**PROBLEM REQUIREMENTS:** From the material below, list every line containing "JSON".

--- start ---

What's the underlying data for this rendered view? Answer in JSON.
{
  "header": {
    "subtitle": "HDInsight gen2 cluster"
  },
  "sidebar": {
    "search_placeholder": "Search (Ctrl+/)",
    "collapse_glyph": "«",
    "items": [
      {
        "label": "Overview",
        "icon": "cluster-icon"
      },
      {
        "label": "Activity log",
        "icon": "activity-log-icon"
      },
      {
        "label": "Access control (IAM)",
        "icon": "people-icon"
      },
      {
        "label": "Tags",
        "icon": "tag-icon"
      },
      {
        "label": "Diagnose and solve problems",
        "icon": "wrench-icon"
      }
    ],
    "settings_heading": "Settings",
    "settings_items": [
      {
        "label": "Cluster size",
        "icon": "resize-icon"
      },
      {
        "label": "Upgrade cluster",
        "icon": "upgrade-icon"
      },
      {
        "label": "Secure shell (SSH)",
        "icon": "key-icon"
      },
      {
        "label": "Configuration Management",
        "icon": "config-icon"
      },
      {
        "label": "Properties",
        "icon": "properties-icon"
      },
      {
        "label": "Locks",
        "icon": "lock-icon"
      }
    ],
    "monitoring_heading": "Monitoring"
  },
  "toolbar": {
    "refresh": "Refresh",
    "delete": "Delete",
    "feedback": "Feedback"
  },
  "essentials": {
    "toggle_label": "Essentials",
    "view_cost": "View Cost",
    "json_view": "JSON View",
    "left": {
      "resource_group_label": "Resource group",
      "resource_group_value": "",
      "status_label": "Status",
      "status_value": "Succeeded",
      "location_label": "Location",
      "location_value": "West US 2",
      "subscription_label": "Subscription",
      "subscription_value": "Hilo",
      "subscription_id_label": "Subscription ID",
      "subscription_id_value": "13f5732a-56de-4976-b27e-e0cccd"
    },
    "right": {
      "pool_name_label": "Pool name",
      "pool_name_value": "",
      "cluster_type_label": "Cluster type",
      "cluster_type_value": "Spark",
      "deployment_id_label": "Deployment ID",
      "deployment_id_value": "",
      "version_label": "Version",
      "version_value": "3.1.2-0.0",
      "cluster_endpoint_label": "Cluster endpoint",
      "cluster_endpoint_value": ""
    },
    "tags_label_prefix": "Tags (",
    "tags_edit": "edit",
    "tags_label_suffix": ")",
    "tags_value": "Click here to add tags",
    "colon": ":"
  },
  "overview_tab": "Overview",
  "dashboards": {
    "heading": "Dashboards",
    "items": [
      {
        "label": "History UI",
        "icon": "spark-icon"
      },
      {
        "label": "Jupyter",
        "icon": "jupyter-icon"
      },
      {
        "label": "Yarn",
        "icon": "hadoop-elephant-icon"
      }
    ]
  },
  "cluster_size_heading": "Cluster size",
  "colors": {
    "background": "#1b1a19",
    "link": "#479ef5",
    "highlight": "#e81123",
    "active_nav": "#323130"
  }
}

--- end ---
--- start ---

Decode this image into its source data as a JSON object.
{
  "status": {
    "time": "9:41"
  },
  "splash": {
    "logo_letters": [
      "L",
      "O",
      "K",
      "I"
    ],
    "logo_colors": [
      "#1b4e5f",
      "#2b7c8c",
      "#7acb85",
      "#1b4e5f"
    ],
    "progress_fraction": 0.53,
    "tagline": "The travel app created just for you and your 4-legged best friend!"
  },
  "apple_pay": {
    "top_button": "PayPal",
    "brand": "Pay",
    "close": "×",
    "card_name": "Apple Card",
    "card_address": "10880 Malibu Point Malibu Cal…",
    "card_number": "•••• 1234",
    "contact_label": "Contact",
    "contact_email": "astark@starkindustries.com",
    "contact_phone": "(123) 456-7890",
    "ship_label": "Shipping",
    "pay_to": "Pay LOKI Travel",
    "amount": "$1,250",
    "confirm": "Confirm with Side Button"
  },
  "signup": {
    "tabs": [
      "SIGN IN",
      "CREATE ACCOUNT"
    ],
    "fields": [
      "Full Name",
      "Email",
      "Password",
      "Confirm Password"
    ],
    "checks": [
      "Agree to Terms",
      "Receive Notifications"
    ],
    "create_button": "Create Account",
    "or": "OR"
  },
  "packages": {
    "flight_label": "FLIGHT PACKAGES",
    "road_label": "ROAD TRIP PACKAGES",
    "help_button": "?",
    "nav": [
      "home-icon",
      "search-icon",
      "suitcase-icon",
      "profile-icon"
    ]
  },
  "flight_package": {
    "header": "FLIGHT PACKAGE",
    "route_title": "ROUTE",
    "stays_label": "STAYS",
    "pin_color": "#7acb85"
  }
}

--- end ---
--- start ---

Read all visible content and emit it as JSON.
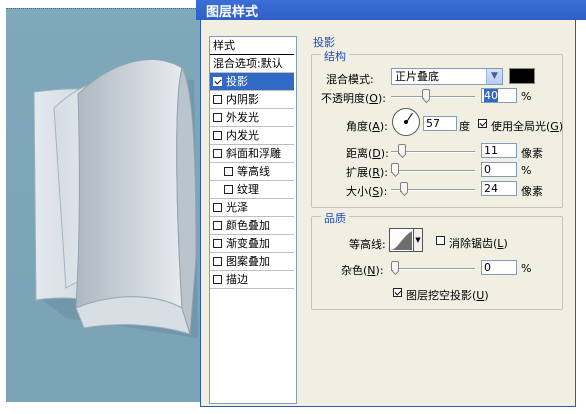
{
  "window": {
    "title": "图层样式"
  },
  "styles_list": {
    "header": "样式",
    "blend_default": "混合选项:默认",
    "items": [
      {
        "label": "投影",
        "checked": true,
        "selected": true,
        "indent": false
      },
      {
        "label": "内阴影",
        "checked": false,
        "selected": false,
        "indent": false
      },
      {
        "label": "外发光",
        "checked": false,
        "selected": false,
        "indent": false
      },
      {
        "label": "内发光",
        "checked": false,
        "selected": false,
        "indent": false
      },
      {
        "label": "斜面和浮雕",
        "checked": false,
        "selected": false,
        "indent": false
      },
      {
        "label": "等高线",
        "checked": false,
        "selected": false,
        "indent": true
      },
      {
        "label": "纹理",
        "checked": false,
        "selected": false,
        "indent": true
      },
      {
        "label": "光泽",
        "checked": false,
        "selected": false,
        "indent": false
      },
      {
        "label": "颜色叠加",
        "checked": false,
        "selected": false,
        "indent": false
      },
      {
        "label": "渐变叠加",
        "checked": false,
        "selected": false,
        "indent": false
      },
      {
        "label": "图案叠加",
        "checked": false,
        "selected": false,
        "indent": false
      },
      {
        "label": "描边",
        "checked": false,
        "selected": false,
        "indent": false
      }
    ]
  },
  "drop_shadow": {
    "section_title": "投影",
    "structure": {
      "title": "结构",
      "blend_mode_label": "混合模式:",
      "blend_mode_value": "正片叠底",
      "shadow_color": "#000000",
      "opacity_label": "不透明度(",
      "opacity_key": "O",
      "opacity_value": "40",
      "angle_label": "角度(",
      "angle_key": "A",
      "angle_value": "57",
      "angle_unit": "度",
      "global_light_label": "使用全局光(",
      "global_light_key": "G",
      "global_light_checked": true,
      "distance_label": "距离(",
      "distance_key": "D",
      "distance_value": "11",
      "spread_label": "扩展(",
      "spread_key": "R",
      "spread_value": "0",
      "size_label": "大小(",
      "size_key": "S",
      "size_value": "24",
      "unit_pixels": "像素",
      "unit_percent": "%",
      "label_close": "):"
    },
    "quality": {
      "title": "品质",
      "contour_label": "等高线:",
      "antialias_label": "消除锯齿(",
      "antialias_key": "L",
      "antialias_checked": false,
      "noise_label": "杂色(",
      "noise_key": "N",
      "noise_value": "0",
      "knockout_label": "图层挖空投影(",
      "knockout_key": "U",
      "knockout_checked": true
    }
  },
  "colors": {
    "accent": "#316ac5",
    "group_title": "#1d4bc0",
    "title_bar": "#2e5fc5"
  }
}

--- end ---

**WRITTEN ANSWER:**
What's the underlying data for this rendered view? Answer in JSON.
    "json_view": "JSON View",
Decode this image into its source data as a JSON object.
Read all visible content and emit it as JSON.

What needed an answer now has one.